* **WHAT IS NEEDED**: Find the word "this" in the listing; pull out each line holding it.

-- BEGIN RECORDS PROVIDED --

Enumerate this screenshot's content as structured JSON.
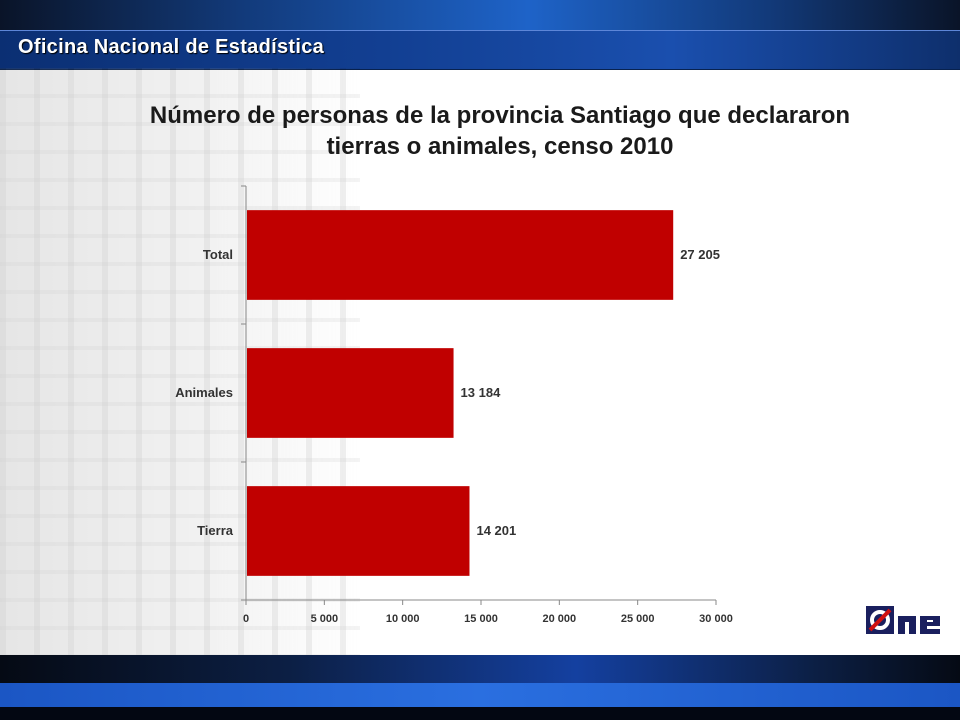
{
  "header": {
    "title": "Oficina Nacional de Estadística"
  },
  "chart_data": {
    "type": "bar",
    "orientation": "horizontal",
    "title": "Número de personas de la provincia Santiago que declararon  tierras o animales, censo 2010",
    "categories": [
      "Total",
      "Animales",
      "Tierra"
    ],
    "values": [
      27205,
      13184,
      14201
    ],
    "value_labels": [
      "27 205",
      "13 184",
      "14 201"
    ],
    "xlim": [
      0,
      30000
    ],
    "x_ticks": [
      0,
      5000,
      10000,
      15000,
      20000,
      25000,
      30000
    ],
    "x_tick_labels": [
      "0",
      "5 000",
      "10 000",
      "15 000",
      "20 000",
      "25 000",
      "30 000"
    ],
    "bar_color": "#c00000",
    "grid": false,
    "legend": "none"
  },
  "logo": {
    "text": "one",
    "colors": {
      "red": "#d01010",
      "navy": "#1a1f5e"
    }
  }
}
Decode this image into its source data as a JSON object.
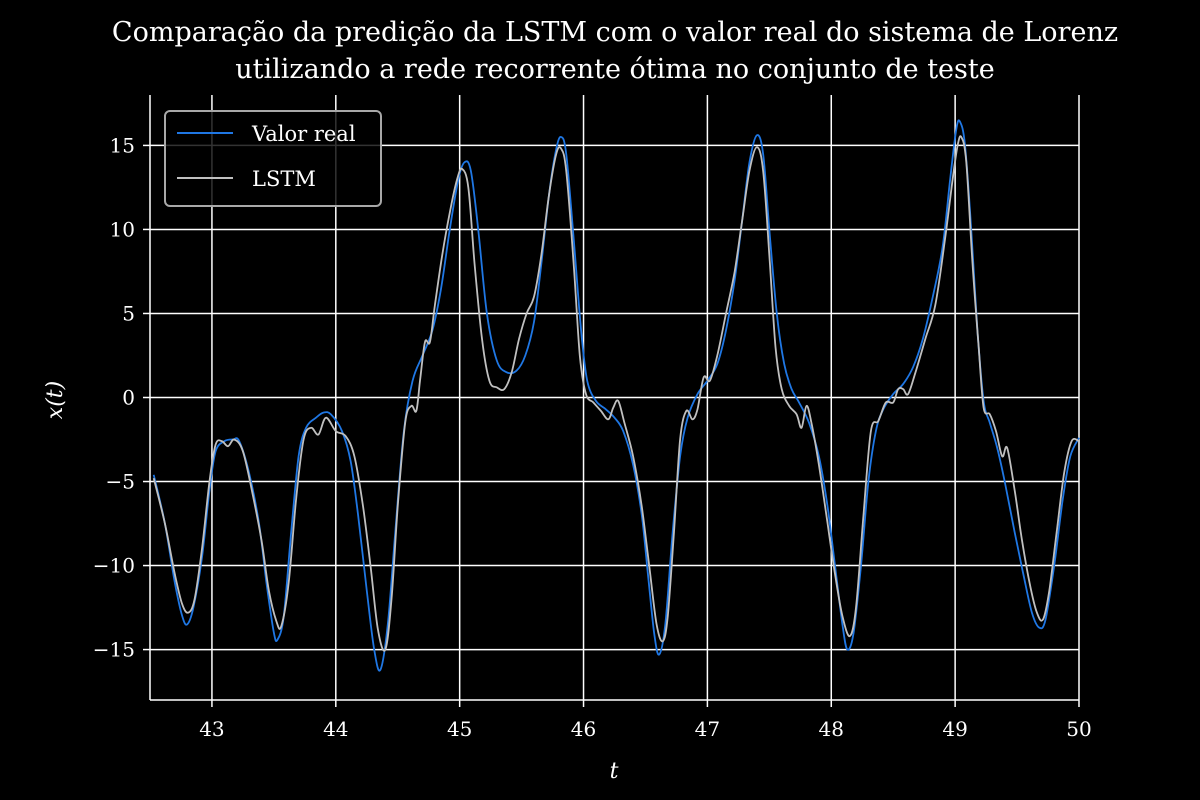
{
  "chart_data": {
    "type": "line",
    "title_line1": "Comparação da predição da LSTM com o valor real do sistema de Lorenz",
    "title_line2": "utilizando a rede recorrente ótima no conjunto de teste",
    "xlabel": "t",
    "ylabel": "x(t)",
    "xlim": [
      42.5,
      50
    ],
    "ylim": [
      -18,
      18
    ],
    "xticks": [
      43,
      44,
      45,
      46,
      47,
      48,
      49,
      50
    ],
    "xtick_labels": [
      "43",
      "44",
      "45",
      "46",
      "47",
      "48",
      "49",
      "50"
    ],
    "yticks": [
      15,
      10,
      5,
      0,
      -5,
      -10,
      -15
    ],
    "ytick_labels": [
      "15",
      "10",
      "5",
      "0",
      "−5",
      "−10",
      "−15"
    ],
    "grid": true,
    "legend_position": "top-left",
    "series": [
      {
        "name": "Valor real",
        "color": "#1f77e4",
        "points": [
          [
            42.53,
            -4.6
          ],
          [
            42.62,
            -7.5
          ],
          [
            42.7,
            -11.0
          ],
          [
            42.76,
            -13.0
          ],
          [
            42.8,
            -13.5
          ],
          [
            42.85,
            -12.5
          ],
          [
            42.92,
            -9.5
          ],
          [
            42.98,
            -5.5
          ],
          [
            43.03,
            -3.2
          ],
          [
            43.1,
            -2.6
          ],
          [
            43.17,
            -2.5
          ],
          [
            43.22,
            -2.6
          ],
          [
            43.3,
            -4.5
          ],
          [
            43.38,
            -7.5
          ],
          [
            43.44,
            -11.0
          ],
          [
            43.5,
            -14.0
          ],
          [
            43.53,
            -14.4
          ],
          [
            43.58,
            -13.0
          ],
          [
            43.64,
            -8.0
          ],
          [
            43.7,
            -3.5
          ],
          [
            43.76,
            -1.8
          ],
          [
            43.84,
            -1.2
          ],
          [
            43.9,
            -0.9
          ],
          [
            43.96,
            -1.0
          ],
          [
            44.05,
            -2.0
          ],
          [
            44.12,
            -3.8
          ],
          [
            44.18,
            -7.0
          ],
          [
            44.25,
            -11.5
          ],
          [
            44.31,
            -15.0
          ],
          [
            44.36,
            -16.2
          ],
          [
            44.42,
            -13.5
          ],
          [
            44.48,
            -8.0
          ],
          [
            44.55,
            -2.0
          ],
          [
            44.62,
            1.0
          ],
          [
            44.7,
            2.5
          ],
          [
            44.78,
            4.0
          ],
          [
            44.85,
            6.5
          ],
          [
            44.92,
            10.0
          ],
          [
            44.99,
            13.0
          ],
          [
            45.04,
            14.0
          ],
          [
            45.09,
            13.5
          ],
          [
            45.15,
            10.0
          ],
          [
            45.22,
            5.0
          ],
          [
            45.3,
            2.2
          ],
          [
            45.38,
            1.5
          ],
          [
            45.46,
            1.6
          ],
          [
            45.53,
            2.5
          ],
          [
            45.6,
            4.5
          ],
          [
            45.66,
            8.0
          ],
          [
            45.72,
            12.0
          ],
          [
            45.78,
            14.8
          ],
          [
            45.82,
            15.5
          ],
          [
            45.86,
            14.5
          ],
          [
            45.92,
            9.5
          ],
          [
            45.98,
            4.0
          ],
          [
            46.03,
            1.0
          ],
          [
            46.1,
            -0.2
          ],
          [
            46.18,
            -0.7
          ],
          [
            46.25,
            -1.2
          ],
          [
            46.32,
            -2.0
          ],
          [
            46.4,
            -4.0
          ],
          [
            46.47,
            -7.0
          ],
          [
            46.52,
            -10.5
          ],
          [
            46.57,
            -14.0
          ],
          [
            46.61,
            -15.3
          ],
          [
            46.66,
            -13.5
          ],
          [
            46.72,
            -8.0
          ],
          [
            46.78,
            -3.5
          ],
          [
            46.84,
            -1.2
          ],
          [
            46.92,
            0.2
          ],
          [
            47.0,
            1.0
          ],
          [
            47.08,
            2.0
          ],
          [
            47.15,
            4.0
          ],
          [
            47.22,
            7.0
          ],
          [
            47.28,
            10.5
          ],
          [
            47.34,
            14.0
          ],
          [
            47.4,
            15.6
          ],
          [
            47.45,
            14.5
          ],
          [
            47.5,
            10.0
          ],
          [
            47.56,
            5.0
          ],
          [
            47.62,
            2.0
          ],
          [
            47.68,
            0.5
          ],
          [
            47.74,
            -0.3
          ],
          [
            47.82,
            -1.5
          ],
          [
            47.9,
            -3.5
          ],
          [
            47.97,
            -6.5
          ],
          [
            48.03,
            -10.0
          ],
          [
            48.09,
            -13.5
          ],
          [
            48.13,
            -15.0
          ],
          [
            48.18,
            -14.0
          ],
          [
            48.24,
            -10.0
          ],
          [
            48.3,
            -5.0
          ],
          [
            48.36,
            -2.0
          ],
          [
            48.42,
            -0.7
          ],
          [
            48.5,
            0.2
          ],
          [
            48.58,
            0.8
          ],
          [
            48.66,
            1.8
          ],
          [
            48.74,
            3.5
          ],
          [
            48.82,
            6.0
          ],
          [
            48.9,
            9.0
          ],
          [
            48.96,
            13.0
          ],
          [
            49.01,
            16.0
          ],
          [
            49.04,
            16.4
          ],
          [
            49.08,
            15.0
          ],
          [
            49.13,
            10.0
          ],
          [
            49.18,
            4.0
          ],
          [
            49.23,
            -0.2
          ],
          [
            49.28,
            -1.5
          ],
          [
            49.34,
            -3.0
          ],
          [
            49.4,
            -5.0
          ],
          [
            49.48,
            -8.0
          ],
          [
            49.55,
            -10.5
          ],
          [
            49.62,
            -12.8
          ],
          [
            49.68,
            -13.7
          ],
          [
            49.73,
            -13.2
          ],
          [
            49.8,
            -10.0
          ],
          [
            49.87,
            -6.0
          ],
          [
            49.93,
            -3.5
          ],
          [
            50.0,
            -2.4
          ]
        ]
      },
      {
        "name": "LSTM",
        "color": "#c0c0c0",
        "points": [
          [
            42.53,
            -4.8
          ],
          [
            42.62,
            -7.5
          ],
          [
            42.7,
            -10.5
          ],
          [
            42.76,
            -12.3
          ],
          [
            42.81,
            -12.8
          ],
          [
            42.86,
            -12.0
          ],
          [
            42.92,
            -9.0
          ],
          [
            42.98,
            -5.0
          ],
          [
            43.03,
            -2.8
          ],
          [
            43.08,
            -2.6
          ],
          [
            43.13,
            -2.9
          ],
          [
            43.18,
            -2.5
          ],
          [
            43.25,
            -3.2
          ],
          [
            43.33,
            -5.8
          ],
          [
            43.4,
            -8.5
          ],
          [
            43.46,
            -11.5
          ],
          [
            43.52,
            -13.3
          ],
          [
            43.56,
            -13.6
          ],
          [
            43.62,
            -11.0
          ],
          [
            43.68,
            -6.0
          ],
          [
            43.74,
            -2.5
          ],
          [
            43.8,
            -1.8
          ],
          [
            43.86,
            -2.2
          ],
          [
            43.92,
            -1.2
          ],
          [
            44.0,
            -2.0
          ],
          [
            44.08,
            -2.3
          ],
          [
            44.15,
            -3.5
          ],
          [
            44.22,
            -6.5
          ],
          [
            44.28,
            -10.0
          ],
          [
            44.34,
            -13.8
          ],
          [
            44.4,
            -15.0
          ],
          [
            44.45,
            -12.0
          ],
          [
            44.5,
            -6.5
          ],
          [
            44.56,
            -1.5
          ],
          [
            44.61,
            -0.5
          ],
          [
            44.65,
            -0.8
          ],
          [
            44.68,
            1.0
          ],
          [
            44.72,
            3.3
          ],
          [
            44.76,
            3.3
          ],
          [
            44.8,
            5.5
          ],
          [
            44.86,
            8.5
          ],
          [
            44.92,
            11.0
          ],
          [
            44.98,
            13.0
          ],
          [
            45.02,
            13.6
          ],
          [
            45.07,
            12.5
          ],
          [
            45.12,
            8.0
          ],
          [
            45.18,
            3.5
          ],
          [
            45.24,
            1.0
          ],
          [
            45.3,
            0.6
          ],
          [
            45.36,
            0.5
          ],
          [
            45.42,
            1.5
          ],
          [
            45.48,
            3.5
          ],
          [
            45.54,
            5.0
          ],
          [
            45.6,
            6.0
          ],
          [
            45.66,
            8.5
          ],
          [
            45.72,
            12.0
          ],
          [
            45.78,
            14.5
          ],
          [
            45.82,
            14.8
          ],
          [
            45.86,
            13.5
          ],
          [
            45.92,
            8.0
          ],
          [
            45.97,
            2.5
          ],
          [
            46.02,
            0.2
          ],
          [
            46.08,
            -0.3
          ],
          [
            46.14,
            -0.8
          ],
          [
            46.2,
            -1.3
          ],
          [
            46.24,
            -0.6
          ],
          [
            46.28,
            -0.2
          ],
          [
            46.33,
            -1.5
          ],
          [
            46.4,
            -3.5
          ],
          [
            46.47,
            -6.5
          ],
          [
            46.53,
            -10.0
          ],
          [
            46.59,
            -13.5
          ],
          [
            46.64,
            -14.5
          ],
          [
            46.68,
            -13.0
          ],
          [
            46.73,
            -8.0
          ],
          [
            46.78,
            -2.5
          ],
          [
            46.83,
            -0.8
          ],
          [
            46.88,
            -1.3
          ],
          [
            46.92,
            -0.7
          ],
          [
            46.97,
            1.2
          ],
          [
            47.02,
            1.0
          ],
          [
            47.08,
            2.5
          ],
          [
            47.15,
            5.0
          ],
          [
            47.22,
            7.5
          ],
          [
            47.28,
            10.5
          ],
          [
            47.34,
            13.5
          ],
          [
            47.4,
            14.9
          ],
          [
            47.45,
            13.5
          ],
          [
            47.5,
            8.5
          ],
          [
            47.55,
            3.0
          ],
          [
            47.6,
            0.5
          ],
          [
            47.66,
            -0.5
          ],
          [
            47.72,
            -1.0
          ],
          [
            47.76,
            -1.8
          ],
          [
            47.8,
            -0.5
          ],
          [
            47.84,
            -1.5
          ],
          [
            47.9,
            -4.0
          ],
          [
            47.97,
            -7.5
          ],
          [
            48.03,
            -10.5
          ],
          [
            48.09,
            -13.0
          ],
          [
            48.15,
            -14.2
          ],
          [
            48.2,
            -12.5
          ],
          [
            48.26,
            -7.0
          ],
          [
            48.32,
            -2.0
          ],
          [
            48.38,
            -1.4
          ],
          [
            48.44,
            -0.3
          ],
          [
            48.5,
            -0.3
          ],
          [
            48.54,
            0.5
          ],
          [
            48.58,
            0.5
          ],
          [
            48.62,
            0.2
          ],
          [
            48.68,
            1.5
          ],
          [
            48.76,
            3.5
          ],
          [
            48.84,
            5.5
          ],
          [
            48.92,
            9.5
          ],
          [
            48.98,
            13.0
          ],
          [
            49.02,
            15.0
          ],
          [
            49.05,
            15.5
          ],
          [
            49.09,
            14.0
          ],
          [
            49.14,
            8.0
          ],
          [
            49.19,
            3.0
          ],
          [
            49.23,
            -0.6
          ],
          [
            49.28,
            -1.0
          ],
          [
            49.33,
            -2.0
          ],
          [
            49.38,
            -3.5
          ],
          [
            49.42,
            -3.0
          ],
          [
            49.48,
            -5.5
          ],
          [
            49.54,
            -8.5
          ],
          [
            49.6,
            -11.0
          ],
          [
            49.66,
            -12.8
          ],
          [
            49.71,
            -13.2
          ],
          [
            49.76,
            -11.5
          ],
          [
            49.82,
            -8.0
          ],
          [
            49.88,
            -4.5
          ],
          [
            49.94,
            -2.6
          ],
          [
            50.0,
            -2.6
          ]
        ]
      }
    ]
  }
}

-- END RECORDS PROVIDED --

* **THE REPLY**:
Enumerate this screenshot's content as structured JSON.
Decode this image into its source data as a JSON object.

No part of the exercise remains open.